=== DATA SHOWN ===

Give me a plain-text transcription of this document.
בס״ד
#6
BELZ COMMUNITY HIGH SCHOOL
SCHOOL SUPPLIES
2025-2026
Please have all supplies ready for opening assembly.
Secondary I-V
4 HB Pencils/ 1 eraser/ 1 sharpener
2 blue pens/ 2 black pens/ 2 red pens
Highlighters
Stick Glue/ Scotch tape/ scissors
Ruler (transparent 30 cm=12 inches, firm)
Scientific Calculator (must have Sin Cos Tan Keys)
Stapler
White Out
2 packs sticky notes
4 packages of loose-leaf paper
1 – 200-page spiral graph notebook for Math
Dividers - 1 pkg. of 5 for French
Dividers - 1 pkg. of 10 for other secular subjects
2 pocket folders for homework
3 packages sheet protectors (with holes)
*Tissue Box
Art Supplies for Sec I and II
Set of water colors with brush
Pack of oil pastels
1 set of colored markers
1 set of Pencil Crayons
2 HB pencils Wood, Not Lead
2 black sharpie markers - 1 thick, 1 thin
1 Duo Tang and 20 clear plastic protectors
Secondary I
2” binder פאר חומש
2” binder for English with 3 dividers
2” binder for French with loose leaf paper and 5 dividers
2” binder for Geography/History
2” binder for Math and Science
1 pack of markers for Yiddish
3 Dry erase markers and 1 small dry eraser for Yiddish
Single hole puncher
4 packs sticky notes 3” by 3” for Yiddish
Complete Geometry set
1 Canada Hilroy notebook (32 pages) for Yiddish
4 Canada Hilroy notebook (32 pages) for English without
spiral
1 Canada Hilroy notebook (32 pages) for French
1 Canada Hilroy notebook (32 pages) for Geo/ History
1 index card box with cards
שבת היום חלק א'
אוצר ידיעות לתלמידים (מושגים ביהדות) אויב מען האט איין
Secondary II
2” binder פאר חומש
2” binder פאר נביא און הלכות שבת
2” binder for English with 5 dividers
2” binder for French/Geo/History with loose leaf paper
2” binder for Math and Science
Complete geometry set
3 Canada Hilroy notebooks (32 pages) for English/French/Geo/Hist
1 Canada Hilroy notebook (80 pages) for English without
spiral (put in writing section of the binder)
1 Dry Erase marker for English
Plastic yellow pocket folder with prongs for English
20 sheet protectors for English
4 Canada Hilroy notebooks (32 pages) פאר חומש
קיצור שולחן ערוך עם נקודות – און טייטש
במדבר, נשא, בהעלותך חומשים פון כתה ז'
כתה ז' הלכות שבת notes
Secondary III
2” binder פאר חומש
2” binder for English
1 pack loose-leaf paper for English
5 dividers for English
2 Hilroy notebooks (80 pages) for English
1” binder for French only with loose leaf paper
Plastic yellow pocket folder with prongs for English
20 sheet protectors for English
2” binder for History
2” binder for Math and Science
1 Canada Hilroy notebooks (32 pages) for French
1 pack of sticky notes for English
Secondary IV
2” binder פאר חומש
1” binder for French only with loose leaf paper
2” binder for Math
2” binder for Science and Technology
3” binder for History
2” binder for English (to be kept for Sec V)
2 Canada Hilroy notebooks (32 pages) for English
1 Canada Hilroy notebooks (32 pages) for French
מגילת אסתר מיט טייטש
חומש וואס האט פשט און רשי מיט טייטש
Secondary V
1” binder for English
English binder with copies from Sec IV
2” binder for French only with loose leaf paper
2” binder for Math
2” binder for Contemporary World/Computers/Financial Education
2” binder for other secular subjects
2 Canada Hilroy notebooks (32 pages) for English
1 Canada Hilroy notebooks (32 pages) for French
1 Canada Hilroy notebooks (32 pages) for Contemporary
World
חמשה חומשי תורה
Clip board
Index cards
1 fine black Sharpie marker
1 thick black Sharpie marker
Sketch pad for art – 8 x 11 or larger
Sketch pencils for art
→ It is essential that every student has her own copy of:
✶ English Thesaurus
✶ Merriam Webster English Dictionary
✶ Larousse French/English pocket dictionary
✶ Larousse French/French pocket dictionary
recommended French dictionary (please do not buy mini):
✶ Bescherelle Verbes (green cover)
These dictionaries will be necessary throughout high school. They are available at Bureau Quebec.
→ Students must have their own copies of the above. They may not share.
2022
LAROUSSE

===

The records above should all be quoted exactly, please.

Give me a plain-text transcription of this document.
בס״ד
#6
BELZ COMMUNITY HIGH SCHOOL
SCHOOL SUPPLIES
2025-2026
Please have all supplies ready for opening assembly.
Secondary I-V
4 HB Pencils/ 1 eraser/ 1 sharpener
2 blue pens/ 2 black pens/ 2 red pens
Highlighters
Stick Glue/ Scotch tape/ scissors
Ruler (transparent 30 cm=12 inches, firm)
Scientific Calculator (must have Sin Cos Tan Keys)
Stapler
White Out
2 packs sticky notes
4 packages of loose-leaf paper
1 – 200-page spiral graph notebook for Math
Dividers - 1 pkg. of 5 for French
Dividers - 1 pkg. of 10 for other secular subjects
2 pocket folders for homework
3 packages sheet protectors (with holes)
*Tissue Box
Art Supplies for Sec I and II
Set of water colors with brush
Pack of oil pastels
1 set of colored markers
1 set of Pencil Crayons
2 HB pencils Wood, Not Lead
2 black sharpie markers - 1 thick, 1 thin
1 Duo Tang and 20 clear plastic protectors
Secondary I
2” binder פאר חומש
2” binder for English with 3 dividers
2” binder for French with loose leaf paper and 5 dividers
2” binder for Geography/History
2” binder for Math and Science
1 pack of markers for Yiddish
3 Dry erase markers and 1 small dry eraser for Yiddish
Single hole puncher
4 packs sticky notes 3” by 3” for Yiddish
Complete Geometry set
1 Canada Hilroy notebook (32 pages) for Yiddish
4 Canada Hilroy notebook (32 pages) for English without
spiral
1 Canada Hilroy notebook (32 pages) for French
1 Canada Hilroy notebook (32 pages) for Geo/ History
1 index card box with cards
שבת היום חלק א'
אוצר ידיעות לתלמידים (מושגים ביהדות) אויב מען האט איין
Secondary II
2” binder פאר חומש
2” binder פאר נביא און הלכות שבת
2” binder for English with 5 dividers
2” binder for French/Geo/History with loose leaf paper
2” binder for Math and Science
Complete geometry set
3 Canada Hilroy notebooks (32 pages) for English/French/Geo/Hist
1 Canada Hilroy notebook (80 pages) for English without
spiral (put in writing section of the binder)
1 Dry Erase marker for English
Plastic yellow pocket folder with prongs for English
20 sheet protectors for English
4 Canada Hilroy notebooks (32 pages) פאר חומש
קיצור שולחן ערוך עם נקודות – און טייטש
במדבר, נשא, בהעלותך חומשים פון כתה ז'
כתה ז' הלכות שבת notes
Secondary III
2” binder פאר חומש
2” binder for English
1 pack loose-leaf paper for English
5 dividers for English
2 Hilroy notebooks (80 pages) for English
1” binder for French only with loose leaf paper
Plastic yellow pocket folder with prongs for English
20 sheet protectors for English
2” binder for History
2” binder for Math and Science
1 Canada Hilroy notebooks (32 pages) for French
1 pack of sticky notes for English
Secondary IV
2” binder פאר חומש
1” binder for French only with loose leaf paper
2” binder for Math
2” binder for Science and Technology
3” binder for History
2” binder for English (to be kept for Sec V)
2 Canada Hilroy notebooks (32 pages) for English
1 Canada Hilroy notebooks (32 pages) for French
מגילת אסתר מיט טייטש
חומש וואס האט פשט און רשי מיט טייטש
Secondary V
1” binder for English
English binder with copies from Sec IV
2” binder for French only with loose leaf paper
2” binder for Math
2” binder for Contemporary World/Computers/Financial Education
2” binder for other secular subjects
2 Canada Hilroy notebooks (32 pages) for English
1 Canada Hilroy notebooks (32 pages) for French
1 Canada Hilroy notebooks (32 pages) for Contemporary
World
חמשה חומשי תורה
Clip board
Index cards
1 fine black Sharpie marker
1 thick black Sharpie marker
Sketch pad for art – 8 x 11 or larger
Sketch pencils for art
→ It is essential that every student has her own copy of:
✶ English Thesaurus
✶ Merriam Webster English Dictionary
✶ Larousse French/English pocket dictionary
✶ Larousse French/French pocket dictionary
recommended French dictionary (please do not buy mini):
✶ Bescherelle Verbes (green cover)
These dictionaries will be necessary throughout high school. They are available at Bureau Quebec.
→ Students must have their own copies of the above. They may not share.
2022
LAROUSSE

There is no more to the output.